***** Entries supplied

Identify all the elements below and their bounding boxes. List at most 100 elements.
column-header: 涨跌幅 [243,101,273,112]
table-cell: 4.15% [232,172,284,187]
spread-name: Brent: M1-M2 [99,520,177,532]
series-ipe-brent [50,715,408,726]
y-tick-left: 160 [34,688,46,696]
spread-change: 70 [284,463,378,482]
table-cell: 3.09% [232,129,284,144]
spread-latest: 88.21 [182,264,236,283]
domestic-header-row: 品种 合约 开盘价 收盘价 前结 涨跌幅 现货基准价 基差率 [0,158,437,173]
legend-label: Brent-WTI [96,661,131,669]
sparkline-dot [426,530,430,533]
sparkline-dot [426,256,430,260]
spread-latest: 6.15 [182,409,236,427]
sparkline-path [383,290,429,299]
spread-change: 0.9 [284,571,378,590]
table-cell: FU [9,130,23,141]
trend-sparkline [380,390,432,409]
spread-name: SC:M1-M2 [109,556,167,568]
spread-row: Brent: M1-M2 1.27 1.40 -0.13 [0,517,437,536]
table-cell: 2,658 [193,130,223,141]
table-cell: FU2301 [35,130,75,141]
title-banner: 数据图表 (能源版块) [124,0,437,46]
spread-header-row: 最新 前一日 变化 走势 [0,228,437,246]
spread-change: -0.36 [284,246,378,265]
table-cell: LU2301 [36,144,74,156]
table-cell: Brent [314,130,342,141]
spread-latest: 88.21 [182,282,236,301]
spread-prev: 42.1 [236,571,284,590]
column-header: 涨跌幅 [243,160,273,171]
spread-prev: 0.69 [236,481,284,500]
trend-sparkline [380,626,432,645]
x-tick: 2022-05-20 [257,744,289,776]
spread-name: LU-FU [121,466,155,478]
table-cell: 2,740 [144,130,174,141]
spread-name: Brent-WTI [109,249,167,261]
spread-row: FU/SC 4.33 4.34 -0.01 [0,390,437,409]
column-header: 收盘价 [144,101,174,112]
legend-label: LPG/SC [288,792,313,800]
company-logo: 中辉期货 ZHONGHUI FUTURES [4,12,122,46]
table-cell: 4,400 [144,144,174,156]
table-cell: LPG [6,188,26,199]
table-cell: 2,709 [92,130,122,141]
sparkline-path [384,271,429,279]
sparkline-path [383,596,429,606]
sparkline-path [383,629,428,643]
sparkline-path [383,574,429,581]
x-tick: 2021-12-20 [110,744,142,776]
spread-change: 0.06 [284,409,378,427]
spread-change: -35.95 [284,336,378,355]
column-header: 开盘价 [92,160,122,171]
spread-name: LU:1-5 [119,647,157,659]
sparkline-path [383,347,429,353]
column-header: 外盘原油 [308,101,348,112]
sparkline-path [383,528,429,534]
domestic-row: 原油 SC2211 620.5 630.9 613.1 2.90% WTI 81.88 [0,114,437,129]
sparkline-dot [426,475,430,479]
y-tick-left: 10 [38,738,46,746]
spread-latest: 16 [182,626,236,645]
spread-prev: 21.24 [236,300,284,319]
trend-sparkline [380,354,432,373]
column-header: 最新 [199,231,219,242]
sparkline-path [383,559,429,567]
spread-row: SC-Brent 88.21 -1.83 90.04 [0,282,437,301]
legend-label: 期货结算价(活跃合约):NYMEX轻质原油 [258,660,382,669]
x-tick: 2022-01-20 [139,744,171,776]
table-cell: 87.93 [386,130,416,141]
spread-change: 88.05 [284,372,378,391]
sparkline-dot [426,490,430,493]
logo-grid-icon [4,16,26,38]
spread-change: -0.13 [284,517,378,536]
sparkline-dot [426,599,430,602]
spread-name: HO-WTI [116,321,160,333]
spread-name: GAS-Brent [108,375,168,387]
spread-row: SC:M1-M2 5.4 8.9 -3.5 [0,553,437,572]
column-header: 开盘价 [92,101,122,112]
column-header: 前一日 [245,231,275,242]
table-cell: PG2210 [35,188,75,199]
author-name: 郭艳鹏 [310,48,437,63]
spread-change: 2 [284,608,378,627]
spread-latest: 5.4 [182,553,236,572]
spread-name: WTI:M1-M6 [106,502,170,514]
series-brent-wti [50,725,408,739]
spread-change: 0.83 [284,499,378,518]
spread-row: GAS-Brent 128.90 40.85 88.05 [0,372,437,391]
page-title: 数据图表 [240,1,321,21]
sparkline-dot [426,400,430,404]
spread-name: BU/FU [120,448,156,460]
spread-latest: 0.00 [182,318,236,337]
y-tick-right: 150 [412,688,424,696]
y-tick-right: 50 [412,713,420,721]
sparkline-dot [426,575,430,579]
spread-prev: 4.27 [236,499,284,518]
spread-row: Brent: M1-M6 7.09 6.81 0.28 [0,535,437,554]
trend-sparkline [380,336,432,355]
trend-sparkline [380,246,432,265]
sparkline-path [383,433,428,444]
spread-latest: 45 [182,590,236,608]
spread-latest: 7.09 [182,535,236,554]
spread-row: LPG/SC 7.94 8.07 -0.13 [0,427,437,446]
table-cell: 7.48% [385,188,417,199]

**********

Work to complete ▸
Rewrite the data above, changing "bounding boxes" to "box coordinates" everywhere it appears and keeping everything else the same.

Exercise output ▸
Identify all the elements below and their box coordinates. List at most 100 elements.
column-header: 涨跌幅 [243,101,273,112]
table-cell: 4.15% [232,172,284,187]
spread-name: Brent: M1-M2 [99,520,177,532]
series-ipe-brent [50,715,408,726]
y-tick-left: 160 [34,688,46,696]
spread-change: 70 [284,463,378,482]
table-cell: 3.09% [232,129,284,144]
spread-latest: 88.21 [182,264,236,283]
domestic-header-row: 品种 合约 开盘价 收盘价 前结 涨跌幅 现货基准价 基差率 [0,158,437,173]
legend-label: Brent-WTI [96,661,131,669]
sparkline-dot [426,530,430,533]
sparkline-dot [426,256,430,260]
spread-latest: 6.15 [182,409,236,427]
sparkline-path [383,290,429,299]
spread-change: 0.9 [284,571,378,590]
table-cell: FU [9,130,23,141]
trend-sparkline [380,390,432,409]
spread-name: SC:M1-M2 [109,556,167,568]
spread-row: Brent: M1-M2 1.27 1.40 -0.13 [0,517,437,536]
table-cell: 2,658 [193,130,223,141]
table-cell: FU2301 [35,130,75,141]
title-banner: 数据图表 (能源版块) [124,0,437,46]
spread-header-row: 最新 前一日 变化 走势 [0,228,437,246]
spread-change: -0.36 [284,246,378,265]
table-cell: LU2301 [36,144,74,156]
table-cell: Brent [314,130,342,141]
spread-latest: 88.21 [182,282,236,301]
spread-prev: 42.1 [236,571,284,590]
column-header: 涨跌幅 [243,160,273,171]
spread-prev: 0.69 [236,481,284,500]
trend-sparkline [380,626,432,645]
x-tick: 2022-05-20 [257,744,289,776]
spread-name: LU-FU [121,466,155,478]
table-cell: 2,740 [144,130,174,141]
spread-name: Brent-WTI [109,249,167,261]
spread-row: FU/SC 4.33 4.34 -0.01 [0,390,437,409]
column-header: 收盘价 [144,101,174,112]
legend-label: LPG/SC [288,792,313,800]
company-logo: 中辉期货 ZHONGHUI FUTURES [4,12,122,46]
table-cell: 4,400 [144,144,174,156]
table-cell: LPG [6,188,26,199]
table-cell: 2,709 [92,130,122,141]
sparkline-path [384,271,429,279]
sparkline-path [383,596,429,606]
sparkline-path [383,629,428,643]
sparkline-path [383,574,429,581]
x-tick: 2021-12-20 [110,744,142,776]
spread-change: 0.06 [284,409,378,427]
spread-change: -35.95 [284,336,378,355]
column-header: 开盘价 [92,160,122,171]
spread-name: LU:1-5 [119,647,157,659]
sparkline-path [383,347,429,353]
column-header: 外盘原油 [308,101,348,112]
sparkline-path [383,528,429,534]
domestic-row: 原油 SC2211 620.5 630.9 613.1 2.90% WTI 81.88 [0,114,437,129]
sparkline-dot [426,475,430,479]
y-tick-left: 10 [38,738,46,746]
spread-latest: 16 [182,626,236,645]
spread-prev: 21.24 [236,300,284,319]
trend-sparkline [380,354,432,373]
column-header: 最新 [199,231,219,242]
sparkline-path [383,559,429,567]
spread-row: SC-Brent 88.21 -1.83 90.04 [0,282,437,301]
legend-label: 期货结算价(活跃合约):NYMEX轻质原油 [258,660,382,669]
x-tick: 2022-01-20 [139,744,171,776]
table-cell: 87.93 [386,130,416,141]
spread-change: 88.05 [284,372,378,391]
sparkline-dot [426,490,430,493]
logo-grid-icon [4,16,26,38]
spread-change: -0.13 [284,517,378,536]
sparkline-dot [426,599,430,602]
spread-name: HO-WTI [116,321,160,333]
spread-name: GAS-Brent [108,375,168,387]
spread-row: SC:M1-M2 5.4 8.9 -3.5 [0,553,437,572]
column-header: 开盘价 [92,101,122,112]
column-header: 前一日 [245,231,275,242]
table-cell: PG2210 [35,188,75,199]
author-name: 郭艳鹏 [310,48,437,63]
spread-change: 2 [284,608,378,627]
spread-latest: 5.4 [182,553,236,572]
spread-name: WTI:M1-M6 [106,502,170,514]
series-brent-wti [50,725,408,739]
spread-change: 0.83 [284,499,378,518]
spread-row: GAS-Brent 128.90 40.85 88.05 [0,372,437,391]
page-title: 数据图表 [240,1,321,21]
sparkline-dot [426,400,430,404]
spread-name: BU/FU [120,448,156,460]
spread-latest: 0.00 [182,318,236,337]
y-tick-right: 150 [412,688,424,696]
y-tick-right: 50 [412,713,420,721]
sparkline-dot [426,575,430,579]
spread-prev: 4.27 [236,499,284,518]
spread-row: Brent: M1-M6 7.09 6.81 0.28 [0,535,437,554]
trend-sparkline [380,336,432,355]
trend-sparkline [380,246,432,265]
sparkline-path [383,433,428,444]
spread-latest: 45 [182,590,236,608]
spread-latest: 7.09 [182,535,236,554]
spread-row: LPG/SC 7.94 8.07 -0.13 [0,427,437,446]
table-cell: 7.48% [385,188,417,199]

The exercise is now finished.